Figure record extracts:
»»
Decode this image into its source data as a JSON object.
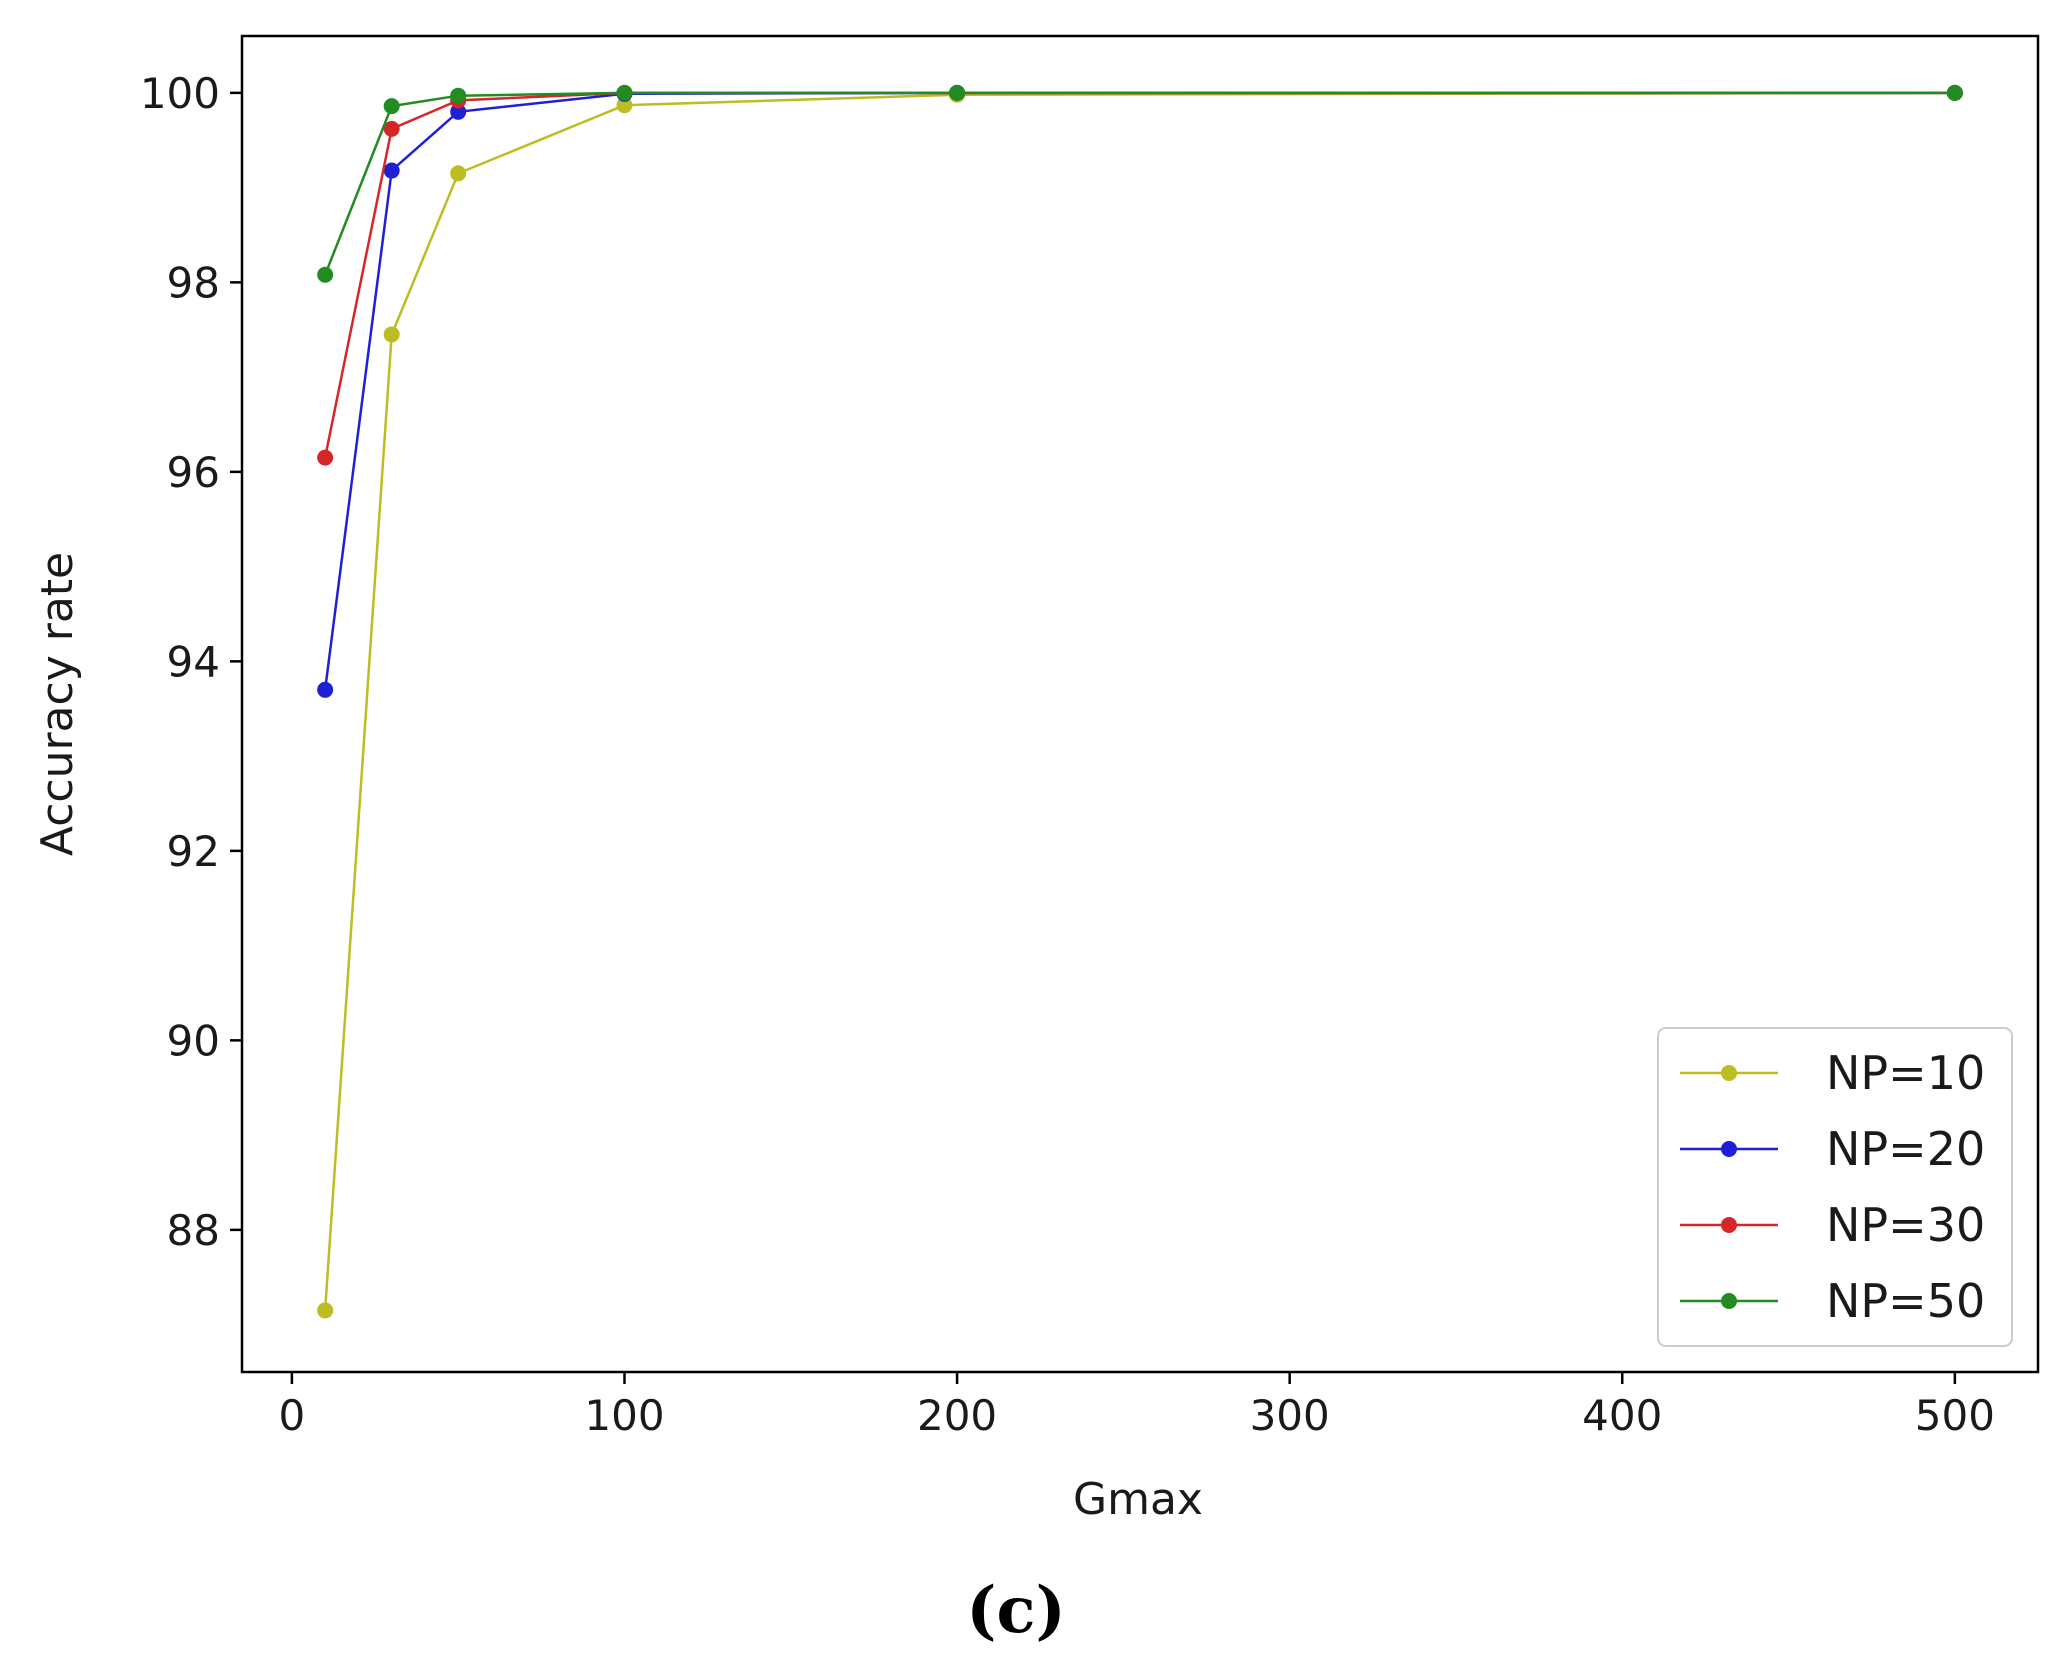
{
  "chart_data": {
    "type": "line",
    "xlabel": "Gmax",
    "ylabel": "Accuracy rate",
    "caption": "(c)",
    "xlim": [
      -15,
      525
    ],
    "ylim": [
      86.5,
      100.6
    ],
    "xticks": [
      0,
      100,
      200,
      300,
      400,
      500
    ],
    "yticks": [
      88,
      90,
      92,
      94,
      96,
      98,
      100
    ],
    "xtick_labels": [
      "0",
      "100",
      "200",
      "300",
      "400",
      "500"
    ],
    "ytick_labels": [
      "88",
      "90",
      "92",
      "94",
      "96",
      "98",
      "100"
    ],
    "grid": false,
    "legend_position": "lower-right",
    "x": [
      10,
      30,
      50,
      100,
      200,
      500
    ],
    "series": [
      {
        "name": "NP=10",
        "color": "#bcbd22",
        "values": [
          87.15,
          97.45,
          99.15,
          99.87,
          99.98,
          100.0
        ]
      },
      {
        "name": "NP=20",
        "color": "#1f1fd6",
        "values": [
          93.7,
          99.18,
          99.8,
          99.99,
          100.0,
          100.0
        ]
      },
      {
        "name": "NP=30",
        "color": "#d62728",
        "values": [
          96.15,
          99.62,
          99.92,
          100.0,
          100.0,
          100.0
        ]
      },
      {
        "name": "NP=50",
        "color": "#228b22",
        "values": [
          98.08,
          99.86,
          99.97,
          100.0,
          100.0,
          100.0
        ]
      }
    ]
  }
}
««
»»
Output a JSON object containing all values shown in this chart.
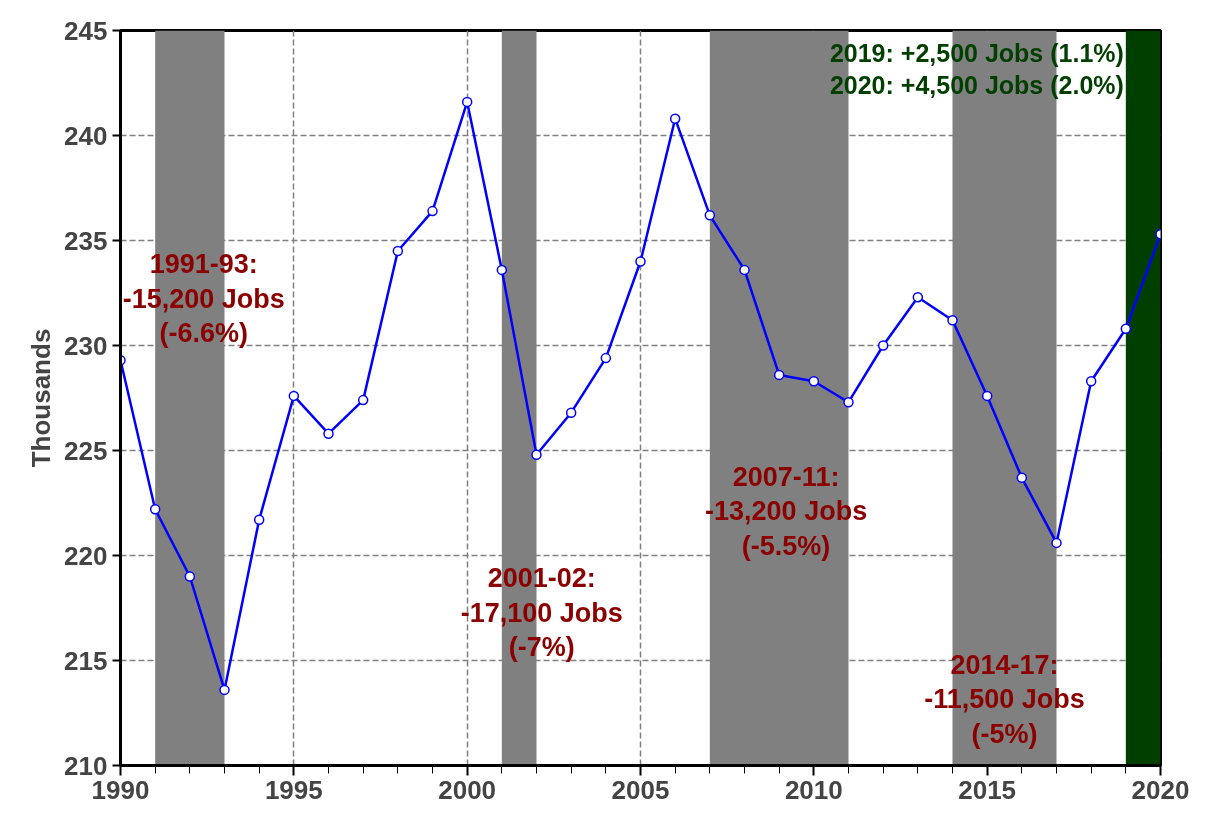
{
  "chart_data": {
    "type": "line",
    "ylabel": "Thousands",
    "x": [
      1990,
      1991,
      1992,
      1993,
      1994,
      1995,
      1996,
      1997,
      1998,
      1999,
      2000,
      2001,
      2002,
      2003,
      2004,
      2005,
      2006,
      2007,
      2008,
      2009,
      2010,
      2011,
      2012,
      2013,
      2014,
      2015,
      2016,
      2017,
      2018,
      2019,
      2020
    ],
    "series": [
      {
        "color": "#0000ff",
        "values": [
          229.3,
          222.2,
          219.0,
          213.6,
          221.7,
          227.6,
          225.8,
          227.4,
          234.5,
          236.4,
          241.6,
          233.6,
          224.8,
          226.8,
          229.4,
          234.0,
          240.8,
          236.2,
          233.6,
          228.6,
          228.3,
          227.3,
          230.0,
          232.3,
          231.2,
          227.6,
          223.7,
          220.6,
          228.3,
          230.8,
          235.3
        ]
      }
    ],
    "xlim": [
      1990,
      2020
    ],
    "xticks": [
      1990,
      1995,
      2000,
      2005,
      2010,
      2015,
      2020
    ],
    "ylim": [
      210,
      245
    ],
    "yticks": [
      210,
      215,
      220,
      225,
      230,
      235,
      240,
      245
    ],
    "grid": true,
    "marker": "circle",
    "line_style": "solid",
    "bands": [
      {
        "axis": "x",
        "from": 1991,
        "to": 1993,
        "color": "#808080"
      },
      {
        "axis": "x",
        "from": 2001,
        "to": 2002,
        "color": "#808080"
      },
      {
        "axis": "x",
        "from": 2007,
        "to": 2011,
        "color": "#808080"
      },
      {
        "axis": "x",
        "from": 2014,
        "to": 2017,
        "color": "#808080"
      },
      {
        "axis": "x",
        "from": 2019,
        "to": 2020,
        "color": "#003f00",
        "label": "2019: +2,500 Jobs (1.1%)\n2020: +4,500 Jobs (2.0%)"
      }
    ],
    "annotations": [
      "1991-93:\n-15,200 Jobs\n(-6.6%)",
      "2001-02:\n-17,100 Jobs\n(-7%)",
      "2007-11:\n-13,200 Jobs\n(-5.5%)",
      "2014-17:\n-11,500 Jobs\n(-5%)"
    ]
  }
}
««
»»
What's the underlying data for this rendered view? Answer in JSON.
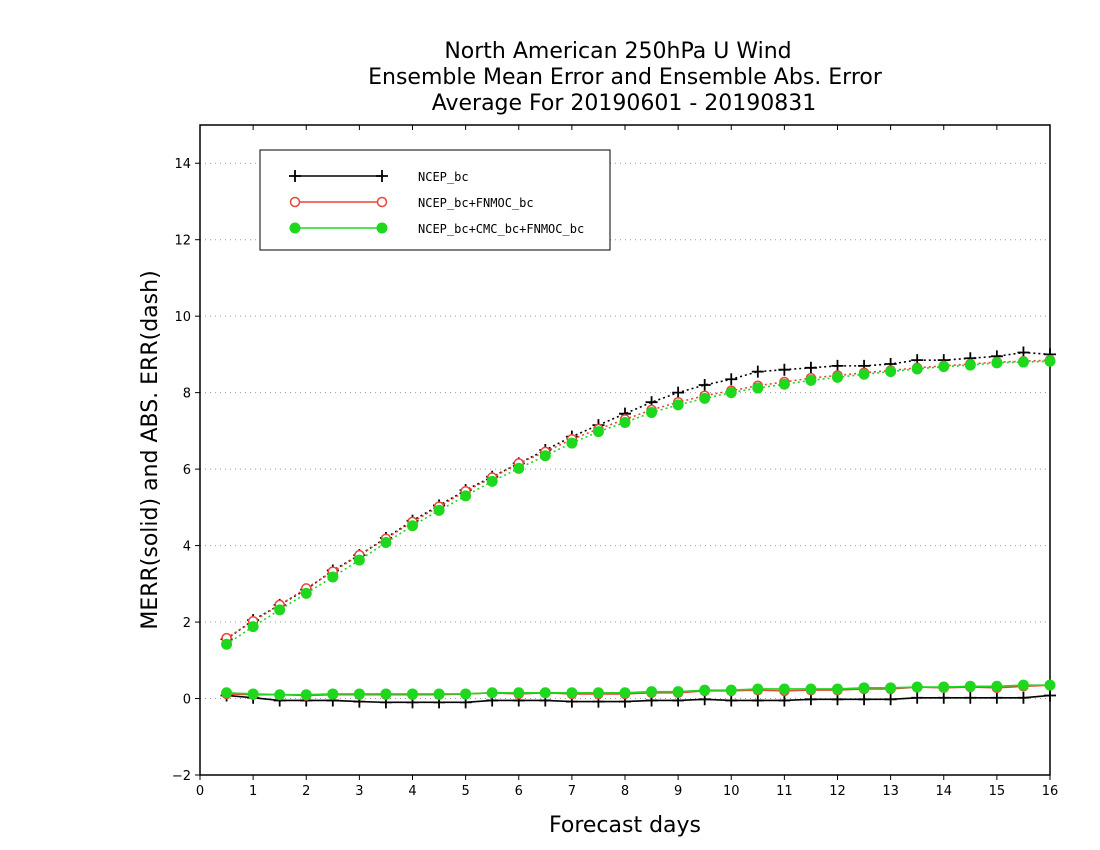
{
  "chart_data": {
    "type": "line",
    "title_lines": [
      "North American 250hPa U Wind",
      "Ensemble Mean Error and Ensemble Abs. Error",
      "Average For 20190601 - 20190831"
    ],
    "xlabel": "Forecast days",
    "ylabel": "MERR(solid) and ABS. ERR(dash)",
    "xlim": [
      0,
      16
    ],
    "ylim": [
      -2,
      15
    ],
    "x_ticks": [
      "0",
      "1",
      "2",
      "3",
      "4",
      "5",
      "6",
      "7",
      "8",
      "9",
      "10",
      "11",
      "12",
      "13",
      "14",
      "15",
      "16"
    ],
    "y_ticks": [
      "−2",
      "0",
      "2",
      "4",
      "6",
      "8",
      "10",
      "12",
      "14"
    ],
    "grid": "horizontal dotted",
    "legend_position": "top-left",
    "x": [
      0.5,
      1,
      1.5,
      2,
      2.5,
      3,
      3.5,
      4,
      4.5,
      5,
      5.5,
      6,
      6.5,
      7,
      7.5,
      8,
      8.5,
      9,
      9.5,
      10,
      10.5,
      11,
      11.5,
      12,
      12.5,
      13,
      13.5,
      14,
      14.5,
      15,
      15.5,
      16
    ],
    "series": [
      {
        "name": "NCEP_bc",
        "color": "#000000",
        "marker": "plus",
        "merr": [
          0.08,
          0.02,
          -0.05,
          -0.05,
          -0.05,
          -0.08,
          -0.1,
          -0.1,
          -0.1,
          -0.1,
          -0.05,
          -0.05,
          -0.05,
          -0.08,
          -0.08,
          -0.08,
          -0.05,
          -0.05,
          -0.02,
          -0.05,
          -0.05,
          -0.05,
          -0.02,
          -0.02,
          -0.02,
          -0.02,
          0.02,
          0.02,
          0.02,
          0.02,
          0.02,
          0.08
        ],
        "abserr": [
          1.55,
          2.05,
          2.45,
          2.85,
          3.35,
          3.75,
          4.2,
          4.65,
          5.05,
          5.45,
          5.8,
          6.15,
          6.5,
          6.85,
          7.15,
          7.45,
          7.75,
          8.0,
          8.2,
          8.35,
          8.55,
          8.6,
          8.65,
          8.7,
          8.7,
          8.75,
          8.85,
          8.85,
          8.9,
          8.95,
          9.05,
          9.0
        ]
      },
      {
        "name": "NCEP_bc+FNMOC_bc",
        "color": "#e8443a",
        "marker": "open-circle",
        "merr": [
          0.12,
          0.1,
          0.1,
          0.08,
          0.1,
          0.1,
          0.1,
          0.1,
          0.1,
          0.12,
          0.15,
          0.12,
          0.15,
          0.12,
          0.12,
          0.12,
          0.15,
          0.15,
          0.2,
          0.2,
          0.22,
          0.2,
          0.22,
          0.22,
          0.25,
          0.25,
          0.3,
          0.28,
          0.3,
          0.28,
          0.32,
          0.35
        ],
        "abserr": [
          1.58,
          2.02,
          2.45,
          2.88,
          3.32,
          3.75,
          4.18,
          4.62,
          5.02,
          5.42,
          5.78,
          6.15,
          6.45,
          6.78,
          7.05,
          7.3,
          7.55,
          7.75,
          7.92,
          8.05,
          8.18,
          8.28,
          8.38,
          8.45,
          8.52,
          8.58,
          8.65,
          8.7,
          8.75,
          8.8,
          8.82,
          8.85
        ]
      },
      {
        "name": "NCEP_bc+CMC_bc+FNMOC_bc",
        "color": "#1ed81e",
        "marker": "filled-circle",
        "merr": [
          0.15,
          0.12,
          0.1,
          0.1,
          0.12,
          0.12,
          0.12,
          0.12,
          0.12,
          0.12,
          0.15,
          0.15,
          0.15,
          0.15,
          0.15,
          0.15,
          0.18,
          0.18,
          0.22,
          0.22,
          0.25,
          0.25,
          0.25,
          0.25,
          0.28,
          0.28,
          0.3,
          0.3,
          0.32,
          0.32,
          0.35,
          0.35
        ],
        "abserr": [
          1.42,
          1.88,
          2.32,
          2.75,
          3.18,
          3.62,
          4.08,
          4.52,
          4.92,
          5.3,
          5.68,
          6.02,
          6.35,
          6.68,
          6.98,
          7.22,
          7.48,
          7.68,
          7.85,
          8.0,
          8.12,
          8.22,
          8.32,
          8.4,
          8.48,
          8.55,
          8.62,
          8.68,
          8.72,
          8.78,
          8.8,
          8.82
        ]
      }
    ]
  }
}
««
Exercise requirements: Copy out all lines from the material above that contain the string "JSON".

Worked solution:
Decode this image into its source data as a JSON object.
Output a JSON object containing all values shown in this chart.
What's the underlying data for this rendered view? Answer in JSON.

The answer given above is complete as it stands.